Problem to work on: Locate the word "излучения" in the entries below, then gather every line that holds it.

(Data excerpts)
•••
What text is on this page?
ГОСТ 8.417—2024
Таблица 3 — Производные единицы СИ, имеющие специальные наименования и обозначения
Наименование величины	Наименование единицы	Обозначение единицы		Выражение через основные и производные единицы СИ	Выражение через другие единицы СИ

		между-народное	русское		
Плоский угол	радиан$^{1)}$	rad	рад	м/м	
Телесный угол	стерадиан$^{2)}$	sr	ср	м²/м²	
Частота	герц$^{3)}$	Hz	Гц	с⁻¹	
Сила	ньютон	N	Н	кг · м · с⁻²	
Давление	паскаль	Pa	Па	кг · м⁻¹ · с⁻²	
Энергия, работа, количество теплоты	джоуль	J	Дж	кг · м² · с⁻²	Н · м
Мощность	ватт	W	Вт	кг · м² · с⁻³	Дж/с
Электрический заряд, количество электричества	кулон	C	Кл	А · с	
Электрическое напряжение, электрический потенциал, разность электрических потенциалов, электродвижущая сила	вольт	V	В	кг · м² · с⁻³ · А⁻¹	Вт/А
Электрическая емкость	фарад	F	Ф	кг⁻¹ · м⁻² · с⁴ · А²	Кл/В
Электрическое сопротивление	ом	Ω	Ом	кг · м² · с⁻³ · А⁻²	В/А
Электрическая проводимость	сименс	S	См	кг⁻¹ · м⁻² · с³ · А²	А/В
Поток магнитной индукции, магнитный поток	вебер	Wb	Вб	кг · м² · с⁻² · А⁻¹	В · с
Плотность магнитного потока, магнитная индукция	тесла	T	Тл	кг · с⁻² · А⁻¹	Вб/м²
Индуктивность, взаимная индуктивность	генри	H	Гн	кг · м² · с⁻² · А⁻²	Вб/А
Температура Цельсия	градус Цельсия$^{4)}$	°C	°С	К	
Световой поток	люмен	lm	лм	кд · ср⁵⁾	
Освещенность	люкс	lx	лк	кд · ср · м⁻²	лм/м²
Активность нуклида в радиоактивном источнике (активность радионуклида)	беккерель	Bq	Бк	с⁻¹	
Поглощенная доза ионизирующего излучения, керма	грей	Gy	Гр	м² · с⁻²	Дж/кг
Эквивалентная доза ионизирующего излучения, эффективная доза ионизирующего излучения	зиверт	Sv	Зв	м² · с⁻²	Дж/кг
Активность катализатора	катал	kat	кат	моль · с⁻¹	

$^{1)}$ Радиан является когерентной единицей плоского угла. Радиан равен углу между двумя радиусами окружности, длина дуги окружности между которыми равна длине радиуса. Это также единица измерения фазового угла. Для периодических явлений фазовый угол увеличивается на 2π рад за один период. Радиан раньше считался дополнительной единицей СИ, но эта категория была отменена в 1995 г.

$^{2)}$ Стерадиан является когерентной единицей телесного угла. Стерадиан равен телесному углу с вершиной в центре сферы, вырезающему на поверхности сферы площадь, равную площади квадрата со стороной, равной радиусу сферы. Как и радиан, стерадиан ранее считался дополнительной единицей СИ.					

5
•••
Result below:
Поглощенная доза ионизирующего излучения, керма	грей	Gy	Гр	м² · с⁻²	Дж/кг
Эквивалентная доза ионизирующего излучения, эффективная доза ионизирующего излучения	зиверт	Sv	Зв	м² · с⁻²	Дж/кг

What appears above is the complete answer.